* Begin DATA SUPPLIED *

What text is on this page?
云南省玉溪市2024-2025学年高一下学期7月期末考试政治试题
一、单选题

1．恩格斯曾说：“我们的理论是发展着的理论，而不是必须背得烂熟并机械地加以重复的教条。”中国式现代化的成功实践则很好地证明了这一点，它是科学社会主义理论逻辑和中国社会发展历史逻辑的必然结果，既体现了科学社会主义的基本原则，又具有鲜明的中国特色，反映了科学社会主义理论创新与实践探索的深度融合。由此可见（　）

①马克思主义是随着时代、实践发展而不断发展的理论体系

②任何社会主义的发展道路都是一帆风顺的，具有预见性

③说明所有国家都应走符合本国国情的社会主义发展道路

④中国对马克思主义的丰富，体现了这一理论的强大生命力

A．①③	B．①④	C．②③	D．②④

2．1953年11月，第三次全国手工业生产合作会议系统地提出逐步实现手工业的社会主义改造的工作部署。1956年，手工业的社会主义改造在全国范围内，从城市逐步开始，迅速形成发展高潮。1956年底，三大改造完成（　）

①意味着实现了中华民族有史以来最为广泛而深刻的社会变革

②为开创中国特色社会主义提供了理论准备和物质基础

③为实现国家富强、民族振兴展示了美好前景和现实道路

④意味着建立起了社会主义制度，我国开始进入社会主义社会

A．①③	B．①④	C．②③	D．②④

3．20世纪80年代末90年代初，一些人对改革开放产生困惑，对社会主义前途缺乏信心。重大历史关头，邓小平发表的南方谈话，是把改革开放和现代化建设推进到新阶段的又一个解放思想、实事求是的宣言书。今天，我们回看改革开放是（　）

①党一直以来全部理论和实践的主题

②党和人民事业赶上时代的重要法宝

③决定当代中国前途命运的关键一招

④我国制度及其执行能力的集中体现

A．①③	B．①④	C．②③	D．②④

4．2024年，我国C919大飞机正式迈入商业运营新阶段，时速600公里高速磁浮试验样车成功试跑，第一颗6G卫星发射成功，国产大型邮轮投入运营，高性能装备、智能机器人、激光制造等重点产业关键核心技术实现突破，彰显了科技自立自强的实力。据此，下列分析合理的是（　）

* End DATA SUPPLIED *

## DO THIS:
Reproduce the complete set of lines precisely as supplied.

## TASK OUTPUT:
What text is on this page?
云南省玉溪市2024-2025学年高一下学期7月期末考试政治试题
一、单选题

1．恩格斯曾说：“我们的理论是发展着的理论，而不是必须背得烂熟并机械地加以重复的教条。”中国式现代化的成功实践则很好地证明了这一点，它是科学社会主义理论逻辑和中国社会发展历史逻辑的必然结果，既体现了科学社会主义的基本原则，又具有鲜明的中国特色，反映了科学社会主义理论创新与实践探索的深度融合。由此可见（　）

①马克思主义是随着时代、实践发展而不断发展的理论体系

②任何社会主义的发展道路都是一帆风顺的，具有预见性

③说明所有国家都应走符合本国国情的社会主义发展道路

④中国对马克思主义的丰富，体现了这一理论的强大生命力

A．①③	B．①④	C．②③	D．②④

2．1953年11月，第三次全国手工业生产合作会议系统地提出逐步实现手工业的社会主义改造的工作部署。1956年，手工业的社会主义改造在全国范围内，从城市逐步开始，迅速形成发展高潮。1956年底，三大改造完成（　）

①意味着实现了中华民族有史以来最为广泛而深刻的社会变革

②为开创中国特色社会主义提供了理论准备和物质基础

③为实现国家富强、民族振兴展示了美好前景和现实道路

④意味着建立起了社会主义制度，我国开始进入社会主义社会

A．①③	B．①④	C．②③	D．②④

3．20世纪80年代末90年代初，一些人对改革开放产生困惑，对社会主义前途缺乏信心。重大历史关头，邓小平发表的南方谈话，是把改革开放和现代化建设推进到新阶段的又一个解放思想、实事求是的宣言书。今天，我们回看改革开放是（　）

①党一直以来全部理论和实践的主题

②党和人民事业赶上时代的重要法宝

③决定当代中国前途命运的关键一招

④我国制度及其执行能力的集中体现

A．①③	B．①④	C．②③	D．②④

4．2024年，我国C919大飞机正式迈入商业运营新阶段，时速600公里高速磁浮试验样车成功试跑，第一颗6G卫星发射成功，国产大型邮轮投入运营，高性能装备、智能机器人、激光制造等重点产业关键核心技术实现突破，彰显了科技自立自强的实力。据此，下列分析合理的是（　）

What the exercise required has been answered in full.